**Exercise details:** Pictures don't belong in the copy; print all the records exactly.

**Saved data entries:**
>> Begin
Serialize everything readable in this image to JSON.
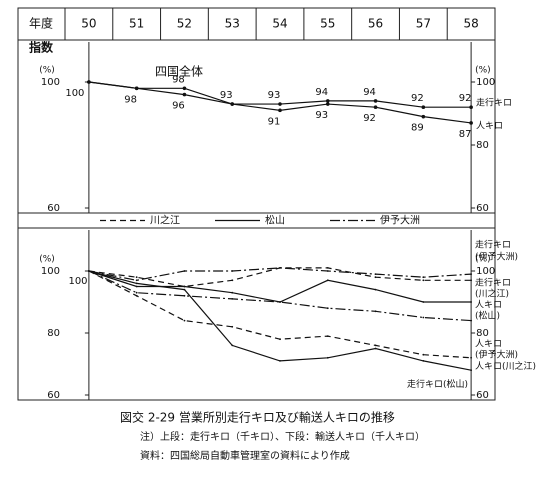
{
  "header": {
    "corner": "年度",
    "index_label": "指数"
  },
  "chart_data": [
    {
      "type": "line",
      "annotation": "四国全体",
      "unit_label": "(%)",
      "categories": [
        "50",
        "51",
        "52",
        "53",
        "54",
        "55",
        "56",
        "57",
        "58"
      ],
      "ylim": [
        60,
        100
      ],
      "yticks": [
        60,
        100
      ],
      "y2lim": [
        60,
        100
      ],
      "y2ticks": [
        60,
        80,
        100
      ],
      "series": [
        {
          "name": "走行キロ",
          "color": "#111111",
          "values": [
            100,
            98,
            98,
            93,
            93,
            94,
            94,
            92,
            92
          ],
          "labeled": [
            false,
            false,
            true,
            true,
            true,
            true,
            true,
            true,
            true
          ]
        },
        {
          "name": "人キロ",
          "color": "#111111",
          "values": [
            100,
            98,
            96,
            93,
            91,
            93,
            92,
            89,
            87
          ],
          "labeled": [
            true,
            true,
            true,
            false,
            true,
            true,
            true,
            true,
            true
          ]
        }
      ]
    },
    {
      "type": "line",
      "unit_label": "(%)",
      "ylim": [
        60,
        100
      ],
      "yticks": [
        60,
        80,
        100
      ],
      "y2lim": [
        60,
        100
      ],
      "y2ticks": [
        60,
        80,
        100
      ],
      "legend": [
        {
          "name": "川之江",
          "dash": "6,4"
        },
        {
          "name": "松山",
          "dash": "none"
        },
        {
          "name": "伊予大洲",
          "dash": "10,3,2,3"
        }
      ],
      "series": [
        {
          "name": "走行キロ",
          "note": "(伊予大洲)",
          "style": 2,
          "color": "#111111",
          "values": [
            100,
            97,
            100,
            100,
            101,
            100,
            99,
            98,
            99
          ]
        },
        {
          "name": "走行キロ",
          "note": "(川之江)",
          "style": 0,
          "color": "#111111",
          "values": [
            100,
            98,
            95,
            97,
            101,
            101,
            98,
            97,
            97
          ]
        },
        {
          "name": "人キロ",
          "note": "(松山)",
          "style": 1,
          "color": "#111111",
          "values": [
            100,
            95,
            95,
            93,
            90,
            97,
            94,
            90,
            90
          ]
        },
        {
          "name": "人キロ",
          "note": "(伊予大洲)",
          "style": 2,
          "color": "#111111",
          "values": [
            100,
            93,
            92,
            91,
            90,
            88,
            87,
            85,
            84
          ]
        },
        {
          "name": "人キロ",
          "note": "(川之江)",
          "style": 0,
          "color": "#111111",
          "values": [
            100,
            92,
            84,
            82,
            78,
            79,
            76,
            73,
            72
          ]
        },
        {
          "name": "走行キロ",
          "note": "(松山)",
          "style": 1,
          "color": "#111111",
          "values": [
            100,
            96,
            94,
            76,
            71,
            72,
            75,
            71,
            68
          ]
        }
      ]
    }
  ],
  "caption": {
    "title": "図交 2-29 営業所別走行キロ及び輸送人キロの推移",
    "note": "注）上段：走行キロ（千キロ）、下段：輸送人キロ（千人キロ）",
    "source": "資料：四国総局自動車管理室の資料により作成"
  }
}
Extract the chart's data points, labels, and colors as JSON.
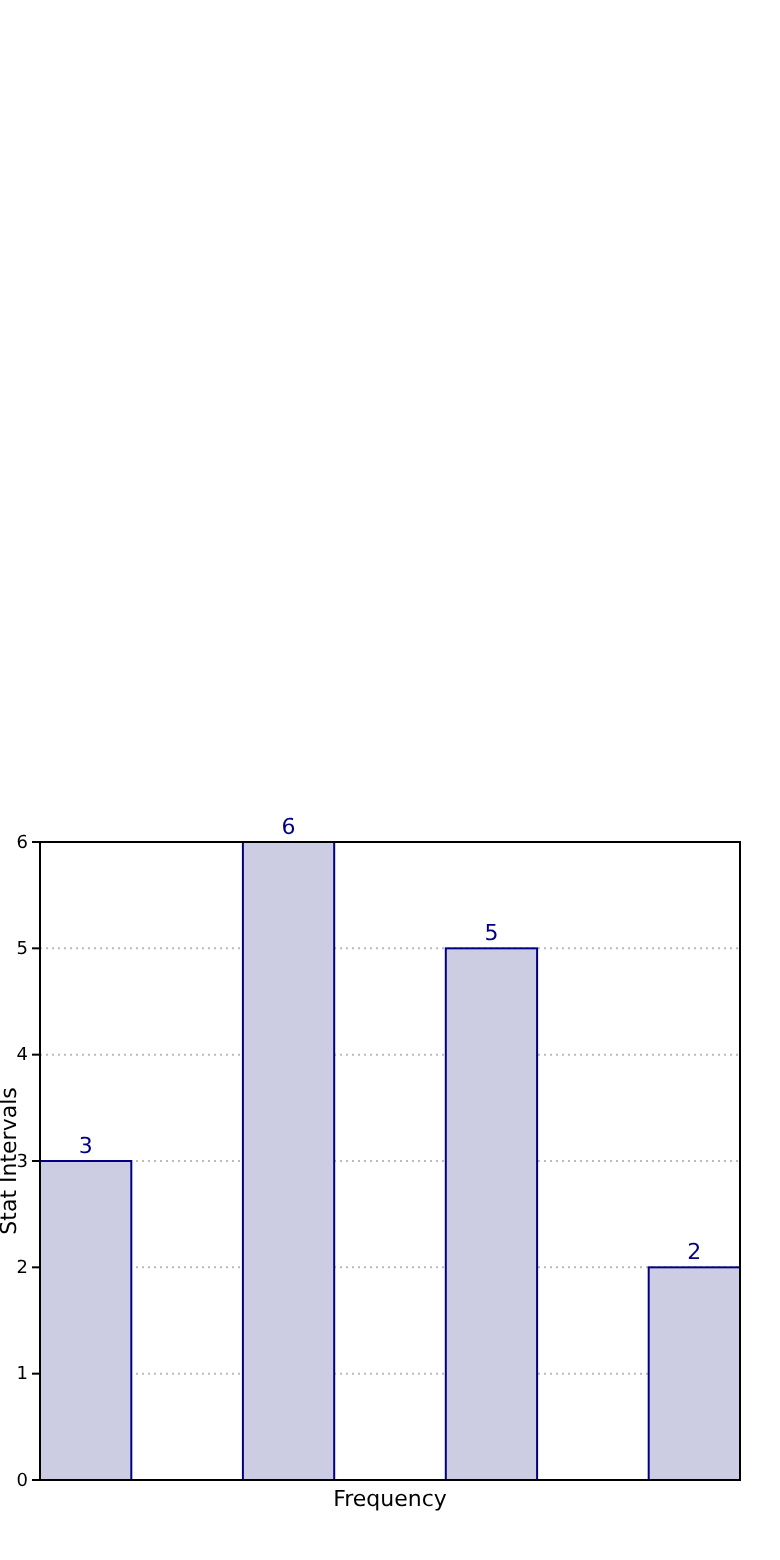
>> End
**Exercise response:**
Serialize everything readable in this image to JSON.
{
  "header": {
    "corner": "年度",
    "index_label": "指数"
  },
  "chart_data": [
    {
      "type": "line",
      "annotation": "四国全体",
      "unit_label": "(%)",
      "categories": [
        "50",
        "51",
        "52",
        "53",
        "54",
        "55",
        "56",
        "57",
        "58"
      ],
      "ylim": [
        60,
        100
      ],
      "yticks": [
        60,
        100
      ],
      "y2lim": [
        60,
        100
      ],
      "y2ticks": [
        60,
        80,
        100
      ],
      "series": [
        {
          "name": "走行キロ",
          "color": "#111111",
          "values": [
            100,
            98,
            98,
            93,
            93,
            94,
            94,
            92,
            92
          ],
          "labeled": [
            false,
            false,
            true,
            true,
            true,
            true,
            true,
            true,
            true
          ]
        },
        {
          "name": "人キロ",
          "color": "#111111",
          "values": [
            100,
            98,
            96,
            93,
            91,
            93,
            92,
            89,
            87
          ],
          "labeled": [
            true,
            true,
            true,
            false,
            true,
            true,
            true,
            true,
            true
          ]
        }
      ]
    },
    {
      "type": "line",
      "unit_label": "(%)",
      "ylim": [
        60,
        100
      ],
      "yticks": [
        60,
        80,
        100
      ],
      "y2lim": [
        60,
        100
      ],
      "y2ticks": [
        60,
        80,
        100
      ],
      "legend": [
        {
          "name": "川之江",
          "dash": "6,4"
        },
        {
          "name": "松山",
          "dash": "none"
        },
        {
          "name": "伊予大洲",
          "dash": "10,3,2,3"
        }
      ],
      "series": [
        {
          "name": "走行キロ",
          "note": "(伊予大洲)",
          "style": 2,
          "color": "#111111",
          "values": [
            100,
            97,
            100,
            100,
            101,
            100,
            99,
            98,
            99
          ]
        },
        {
          "name": "走行キロ",
          "note": "(川之江)",
          "style": 0,
          "color": "#111111",
          "values": [
            100,
            98,
            95,
            97,
            101,
            101,
            98,
            97,
            97
          ]
        },
        {
          "name": "人キロ",
          "note": "(松山)",
          "style": 1,
          "color": "#111111",
          "values": [
            100,
            95,
            95,
            93,
            90,
            97,
            94,
            90,
            90
          ]
        },
        {
          "name": "人キロ",
          "note": "(伊予大洲)",
          "style": 2,
          "color": "#111111",
          "values": [
            100,
            93,
            92,
            91,
            90,
            88,
            87,
            85,
            84
          ]
        },
        {
          "name": "人キロ",
          "note": "(川之江)",
          "style": 0,
          "color": "#111111",
          "values": [
            100,
            92,
            84,
            82,
            78,
            79,
            76,
            73,
            72
          ]
        },
        {
          "name": "走行キロ",
          "note": "(松山)",
          "style": 1,
          "color": "#111111",
          "values": [
            100,
            96,
            94,
            76,
            71,
            72,
            75,
            71,
            68
          ]
        }
      ]
    }
  ],
  "caption": {
    "title": "図交 2-29 営業所別走行キロ及び輸送人キロの推移",
    "note": "注）上段：走行キロ（千キロ）、下段：輸送人キロ（千人キロ）",
    "source": "資料：四国総局自動車管理室の資料により作成"
  }
}
Extract the chart's data points, labels, and colors as JSON.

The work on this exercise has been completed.